**Work required**
Note each line that includes the word "πρόοδο". Copy those lines.

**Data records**

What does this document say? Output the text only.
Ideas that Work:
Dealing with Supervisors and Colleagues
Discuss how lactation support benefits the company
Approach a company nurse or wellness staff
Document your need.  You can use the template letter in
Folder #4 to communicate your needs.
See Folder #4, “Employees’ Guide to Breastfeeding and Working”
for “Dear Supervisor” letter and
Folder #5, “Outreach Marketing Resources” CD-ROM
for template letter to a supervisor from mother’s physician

--

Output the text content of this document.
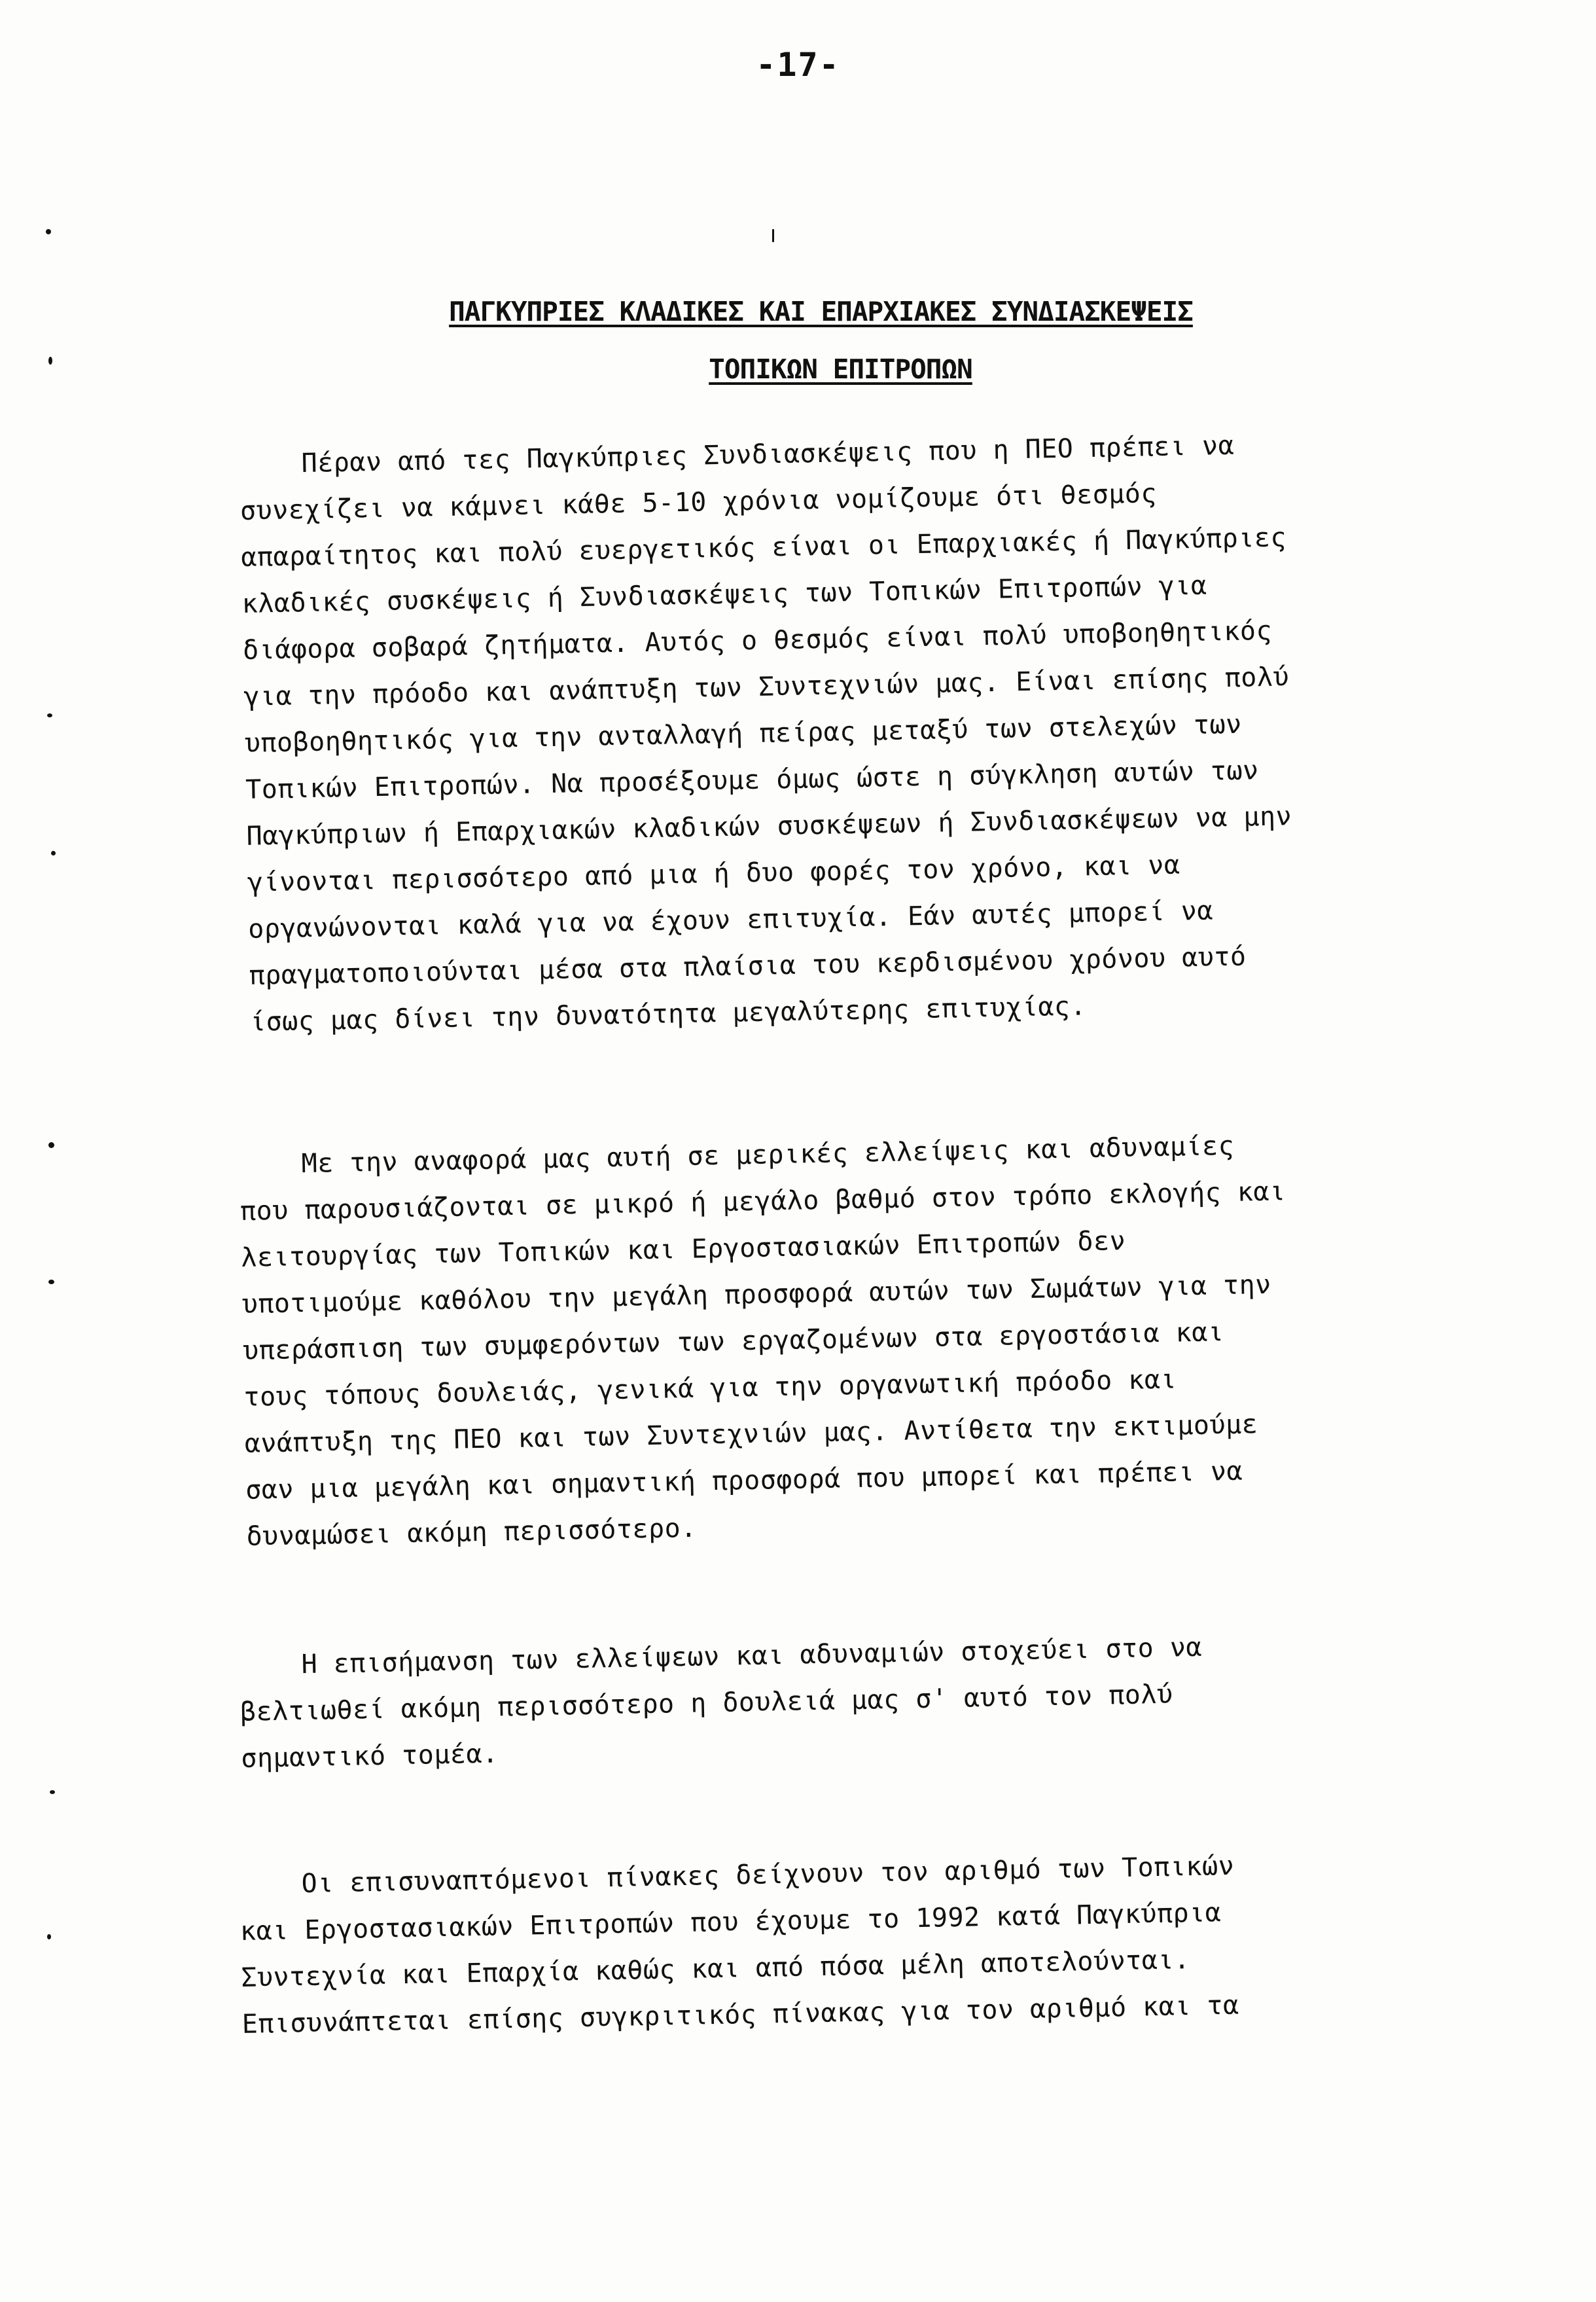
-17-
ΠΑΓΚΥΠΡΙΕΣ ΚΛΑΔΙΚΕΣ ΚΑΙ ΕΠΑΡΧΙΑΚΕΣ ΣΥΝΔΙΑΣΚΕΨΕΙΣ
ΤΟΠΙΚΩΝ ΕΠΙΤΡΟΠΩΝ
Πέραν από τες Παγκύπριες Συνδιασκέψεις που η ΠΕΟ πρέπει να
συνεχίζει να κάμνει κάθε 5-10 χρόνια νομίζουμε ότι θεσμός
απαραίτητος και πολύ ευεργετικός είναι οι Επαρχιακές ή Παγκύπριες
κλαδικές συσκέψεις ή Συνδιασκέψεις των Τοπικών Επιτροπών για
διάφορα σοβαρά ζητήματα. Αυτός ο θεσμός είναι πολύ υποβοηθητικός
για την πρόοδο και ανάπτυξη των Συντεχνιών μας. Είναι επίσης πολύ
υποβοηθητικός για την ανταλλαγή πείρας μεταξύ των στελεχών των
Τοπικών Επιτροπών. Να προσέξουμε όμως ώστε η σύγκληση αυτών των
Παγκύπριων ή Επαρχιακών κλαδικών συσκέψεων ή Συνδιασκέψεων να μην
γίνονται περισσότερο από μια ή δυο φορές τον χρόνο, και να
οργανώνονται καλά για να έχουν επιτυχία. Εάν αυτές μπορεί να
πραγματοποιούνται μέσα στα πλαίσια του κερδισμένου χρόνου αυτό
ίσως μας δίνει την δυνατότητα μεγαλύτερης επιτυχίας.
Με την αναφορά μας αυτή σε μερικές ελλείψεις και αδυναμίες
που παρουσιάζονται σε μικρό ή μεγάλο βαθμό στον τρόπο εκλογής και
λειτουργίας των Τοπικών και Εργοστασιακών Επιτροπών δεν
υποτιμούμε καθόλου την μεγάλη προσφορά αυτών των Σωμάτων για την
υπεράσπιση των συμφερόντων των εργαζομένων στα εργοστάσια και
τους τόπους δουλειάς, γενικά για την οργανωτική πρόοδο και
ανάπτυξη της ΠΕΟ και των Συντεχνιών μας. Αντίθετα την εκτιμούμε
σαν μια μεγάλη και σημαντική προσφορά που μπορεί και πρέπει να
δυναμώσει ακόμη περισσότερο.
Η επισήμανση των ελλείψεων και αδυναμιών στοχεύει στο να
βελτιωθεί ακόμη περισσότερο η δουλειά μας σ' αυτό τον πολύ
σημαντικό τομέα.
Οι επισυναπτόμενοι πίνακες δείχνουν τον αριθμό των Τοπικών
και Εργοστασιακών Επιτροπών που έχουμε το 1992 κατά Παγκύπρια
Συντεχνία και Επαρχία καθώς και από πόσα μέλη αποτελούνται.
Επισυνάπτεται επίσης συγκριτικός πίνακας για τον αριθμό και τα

**Exercise response**
για την πρόοδο και ανάπτυξη των Συντεχνιών μας. Είναι επίσης πολύ
τους τόπους δουλειάς, γενικά για την οργανωτική πρόοδο και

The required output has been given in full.